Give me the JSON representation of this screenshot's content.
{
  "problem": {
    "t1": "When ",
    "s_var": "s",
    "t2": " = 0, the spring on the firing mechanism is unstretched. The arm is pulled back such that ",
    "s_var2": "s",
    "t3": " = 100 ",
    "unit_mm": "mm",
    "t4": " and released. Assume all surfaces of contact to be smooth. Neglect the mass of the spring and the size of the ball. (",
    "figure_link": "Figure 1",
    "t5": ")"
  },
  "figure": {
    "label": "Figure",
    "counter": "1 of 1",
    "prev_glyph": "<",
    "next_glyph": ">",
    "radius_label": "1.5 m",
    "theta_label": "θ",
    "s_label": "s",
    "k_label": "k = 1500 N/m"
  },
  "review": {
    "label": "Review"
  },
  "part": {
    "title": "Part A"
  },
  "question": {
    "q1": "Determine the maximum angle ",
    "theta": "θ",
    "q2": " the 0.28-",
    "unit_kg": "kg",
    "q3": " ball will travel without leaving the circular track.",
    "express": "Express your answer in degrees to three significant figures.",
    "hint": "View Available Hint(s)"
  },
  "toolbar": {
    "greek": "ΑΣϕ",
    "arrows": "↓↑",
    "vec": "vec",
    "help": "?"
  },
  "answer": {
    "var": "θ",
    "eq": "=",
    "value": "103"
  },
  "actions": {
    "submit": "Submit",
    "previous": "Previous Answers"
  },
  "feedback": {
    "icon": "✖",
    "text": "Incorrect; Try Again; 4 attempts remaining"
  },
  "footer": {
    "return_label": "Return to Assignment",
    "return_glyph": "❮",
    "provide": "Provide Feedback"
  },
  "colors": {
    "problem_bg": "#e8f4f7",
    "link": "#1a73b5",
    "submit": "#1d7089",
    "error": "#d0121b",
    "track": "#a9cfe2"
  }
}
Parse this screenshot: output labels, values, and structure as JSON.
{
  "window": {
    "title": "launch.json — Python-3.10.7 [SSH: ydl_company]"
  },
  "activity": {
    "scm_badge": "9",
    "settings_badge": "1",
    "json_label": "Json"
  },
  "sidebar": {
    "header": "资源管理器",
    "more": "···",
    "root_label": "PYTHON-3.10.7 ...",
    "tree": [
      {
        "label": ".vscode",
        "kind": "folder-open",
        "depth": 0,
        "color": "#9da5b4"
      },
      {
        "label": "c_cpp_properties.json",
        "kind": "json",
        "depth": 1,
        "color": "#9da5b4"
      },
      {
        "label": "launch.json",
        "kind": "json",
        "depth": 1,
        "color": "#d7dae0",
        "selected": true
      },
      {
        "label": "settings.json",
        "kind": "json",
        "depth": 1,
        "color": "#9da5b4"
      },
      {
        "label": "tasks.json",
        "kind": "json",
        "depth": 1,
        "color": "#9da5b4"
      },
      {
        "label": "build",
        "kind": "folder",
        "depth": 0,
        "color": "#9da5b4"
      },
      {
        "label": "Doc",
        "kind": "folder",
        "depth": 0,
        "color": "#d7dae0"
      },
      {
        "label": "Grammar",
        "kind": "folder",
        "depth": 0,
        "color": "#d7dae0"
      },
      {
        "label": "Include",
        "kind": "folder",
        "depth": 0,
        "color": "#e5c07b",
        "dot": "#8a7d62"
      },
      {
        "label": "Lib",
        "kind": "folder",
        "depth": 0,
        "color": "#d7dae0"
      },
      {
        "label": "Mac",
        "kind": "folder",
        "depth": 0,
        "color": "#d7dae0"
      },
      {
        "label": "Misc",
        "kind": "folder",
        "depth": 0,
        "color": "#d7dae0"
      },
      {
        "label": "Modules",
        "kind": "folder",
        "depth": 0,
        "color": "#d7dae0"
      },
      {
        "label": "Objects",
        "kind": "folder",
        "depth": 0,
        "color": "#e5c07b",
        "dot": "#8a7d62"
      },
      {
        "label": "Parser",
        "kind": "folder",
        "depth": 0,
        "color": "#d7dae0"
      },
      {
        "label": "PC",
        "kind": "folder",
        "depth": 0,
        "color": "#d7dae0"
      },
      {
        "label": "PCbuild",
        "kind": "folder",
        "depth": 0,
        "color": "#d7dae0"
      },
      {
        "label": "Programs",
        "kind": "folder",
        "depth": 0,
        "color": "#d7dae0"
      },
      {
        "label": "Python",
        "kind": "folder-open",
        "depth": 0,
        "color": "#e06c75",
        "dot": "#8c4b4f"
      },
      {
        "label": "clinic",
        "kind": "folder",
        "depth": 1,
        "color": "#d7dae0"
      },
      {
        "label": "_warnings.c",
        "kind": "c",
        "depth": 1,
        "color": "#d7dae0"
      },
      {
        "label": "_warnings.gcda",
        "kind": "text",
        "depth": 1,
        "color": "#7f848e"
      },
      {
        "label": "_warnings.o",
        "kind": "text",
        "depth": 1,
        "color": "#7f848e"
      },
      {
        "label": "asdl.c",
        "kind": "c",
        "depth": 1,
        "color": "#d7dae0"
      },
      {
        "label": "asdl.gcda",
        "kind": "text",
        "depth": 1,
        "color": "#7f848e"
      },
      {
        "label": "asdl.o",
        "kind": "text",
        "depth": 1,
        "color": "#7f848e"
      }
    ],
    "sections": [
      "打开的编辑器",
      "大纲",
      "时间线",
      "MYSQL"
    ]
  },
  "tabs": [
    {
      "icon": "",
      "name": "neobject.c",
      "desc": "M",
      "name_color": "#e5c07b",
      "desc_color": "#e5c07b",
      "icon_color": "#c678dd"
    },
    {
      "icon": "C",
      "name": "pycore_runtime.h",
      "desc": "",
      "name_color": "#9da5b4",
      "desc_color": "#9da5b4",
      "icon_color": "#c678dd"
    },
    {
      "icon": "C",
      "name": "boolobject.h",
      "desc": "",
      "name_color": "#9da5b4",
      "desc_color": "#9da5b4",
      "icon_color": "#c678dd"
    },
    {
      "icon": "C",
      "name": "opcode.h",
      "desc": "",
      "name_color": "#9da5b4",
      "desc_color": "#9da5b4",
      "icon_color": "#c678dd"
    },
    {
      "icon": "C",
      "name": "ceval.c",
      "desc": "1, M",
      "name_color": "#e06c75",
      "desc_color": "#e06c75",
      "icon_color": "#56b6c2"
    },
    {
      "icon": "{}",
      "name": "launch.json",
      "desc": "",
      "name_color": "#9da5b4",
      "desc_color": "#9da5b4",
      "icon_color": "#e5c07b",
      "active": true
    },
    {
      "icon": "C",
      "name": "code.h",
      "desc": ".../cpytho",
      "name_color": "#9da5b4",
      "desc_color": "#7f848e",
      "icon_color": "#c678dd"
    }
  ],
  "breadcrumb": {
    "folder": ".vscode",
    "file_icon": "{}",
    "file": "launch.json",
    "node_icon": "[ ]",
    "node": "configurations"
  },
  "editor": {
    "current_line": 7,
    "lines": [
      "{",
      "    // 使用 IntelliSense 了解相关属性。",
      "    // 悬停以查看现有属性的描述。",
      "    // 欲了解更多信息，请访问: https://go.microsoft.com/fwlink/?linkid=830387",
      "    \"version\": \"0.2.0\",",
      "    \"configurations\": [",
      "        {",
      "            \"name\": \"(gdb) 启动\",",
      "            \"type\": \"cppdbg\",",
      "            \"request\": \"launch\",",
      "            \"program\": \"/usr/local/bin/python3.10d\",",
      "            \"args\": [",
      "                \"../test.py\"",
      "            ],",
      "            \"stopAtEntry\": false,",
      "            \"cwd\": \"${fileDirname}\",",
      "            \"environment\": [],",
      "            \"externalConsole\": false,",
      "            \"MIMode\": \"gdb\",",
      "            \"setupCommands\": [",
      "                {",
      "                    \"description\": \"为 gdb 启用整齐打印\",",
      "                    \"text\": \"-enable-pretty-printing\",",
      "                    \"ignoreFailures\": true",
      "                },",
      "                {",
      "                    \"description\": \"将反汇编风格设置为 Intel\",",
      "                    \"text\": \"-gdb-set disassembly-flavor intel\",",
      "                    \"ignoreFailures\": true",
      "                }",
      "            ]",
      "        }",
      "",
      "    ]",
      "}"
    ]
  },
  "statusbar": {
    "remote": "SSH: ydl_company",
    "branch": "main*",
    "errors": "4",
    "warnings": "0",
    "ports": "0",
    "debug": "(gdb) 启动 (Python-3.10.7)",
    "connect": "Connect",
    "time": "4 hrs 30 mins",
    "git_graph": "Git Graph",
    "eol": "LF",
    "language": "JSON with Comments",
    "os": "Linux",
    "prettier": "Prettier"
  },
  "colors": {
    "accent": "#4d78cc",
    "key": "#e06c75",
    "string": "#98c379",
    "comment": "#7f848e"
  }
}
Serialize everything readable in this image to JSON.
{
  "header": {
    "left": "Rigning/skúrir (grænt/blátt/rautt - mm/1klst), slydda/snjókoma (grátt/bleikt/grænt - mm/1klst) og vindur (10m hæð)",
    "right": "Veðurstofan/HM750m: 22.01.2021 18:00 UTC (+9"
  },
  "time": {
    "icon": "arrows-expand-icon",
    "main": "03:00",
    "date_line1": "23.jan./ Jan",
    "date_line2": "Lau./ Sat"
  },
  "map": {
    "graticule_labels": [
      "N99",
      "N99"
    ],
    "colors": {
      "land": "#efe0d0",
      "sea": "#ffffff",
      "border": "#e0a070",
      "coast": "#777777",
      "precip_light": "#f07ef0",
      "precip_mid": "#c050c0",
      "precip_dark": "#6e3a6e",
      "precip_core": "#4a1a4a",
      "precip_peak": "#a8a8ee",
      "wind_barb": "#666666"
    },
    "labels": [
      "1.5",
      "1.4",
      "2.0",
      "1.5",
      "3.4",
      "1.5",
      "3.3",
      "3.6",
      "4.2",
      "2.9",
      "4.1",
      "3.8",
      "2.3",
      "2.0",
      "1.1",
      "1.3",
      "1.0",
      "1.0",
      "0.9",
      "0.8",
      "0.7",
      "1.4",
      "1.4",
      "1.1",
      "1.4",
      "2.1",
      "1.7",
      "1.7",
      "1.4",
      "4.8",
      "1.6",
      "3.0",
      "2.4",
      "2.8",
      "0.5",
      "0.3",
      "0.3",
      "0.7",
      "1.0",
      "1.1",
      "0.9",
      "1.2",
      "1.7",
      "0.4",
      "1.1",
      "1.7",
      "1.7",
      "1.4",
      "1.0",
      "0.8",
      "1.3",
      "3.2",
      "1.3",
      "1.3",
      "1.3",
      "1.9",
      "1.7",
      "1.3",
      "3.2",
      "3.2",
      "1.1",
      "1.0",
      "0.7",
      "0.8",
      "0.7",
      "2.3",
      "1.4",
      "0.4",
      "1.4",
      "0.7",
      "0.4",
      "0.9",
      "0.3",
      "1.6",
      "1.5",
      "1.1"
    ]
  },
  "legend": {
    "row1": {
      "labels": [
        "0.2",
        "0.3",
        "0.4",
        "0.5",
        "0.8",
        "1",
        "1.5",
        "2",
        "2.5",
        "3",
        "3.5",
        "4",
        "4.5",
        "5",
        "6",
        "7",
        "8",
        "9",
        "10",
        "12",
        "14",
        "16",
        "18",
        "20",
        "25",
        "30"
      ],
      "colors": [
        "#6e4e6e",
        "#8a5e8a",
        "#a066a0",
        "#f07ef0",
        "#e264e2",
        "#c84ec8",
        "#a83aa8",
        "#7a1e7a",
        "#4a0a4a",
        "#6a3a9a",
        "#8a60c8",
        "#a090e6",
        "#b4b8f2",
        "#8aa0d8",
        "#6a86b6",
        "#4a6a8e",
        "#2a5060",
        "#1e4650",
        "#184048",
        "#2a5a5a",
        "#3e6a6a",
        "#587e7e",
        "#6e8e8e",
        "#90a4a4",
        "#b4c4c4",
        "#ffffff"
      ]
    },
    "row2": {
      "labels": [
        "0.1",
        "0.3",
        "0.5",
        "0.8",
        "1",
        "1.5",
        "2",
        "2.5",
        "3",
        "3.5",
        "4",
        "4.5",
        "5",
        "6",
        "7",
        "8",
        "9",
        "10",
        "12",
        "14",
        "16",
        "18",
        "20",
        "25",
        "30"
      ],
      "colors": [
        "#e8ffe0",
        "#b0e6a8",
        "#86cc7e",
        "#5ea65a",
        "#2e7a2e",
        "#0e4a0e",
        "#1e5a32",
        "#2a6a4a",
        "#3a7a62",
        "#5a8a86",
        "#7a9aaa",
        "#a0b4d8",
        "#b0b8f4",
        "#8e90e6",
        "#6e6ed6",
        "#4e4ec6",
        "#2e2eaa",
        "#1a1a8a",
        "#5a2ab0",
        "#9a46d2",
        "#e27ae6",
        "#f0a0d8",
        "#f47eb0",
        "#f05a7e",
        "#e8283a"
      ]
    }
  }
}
--
— What needs to be done —
From the listing above, pick out every line containing "track".

— Result for this exercise —
    "q3": " ball will travel without leaving the circular track.",
    "track": "#a9cfe2"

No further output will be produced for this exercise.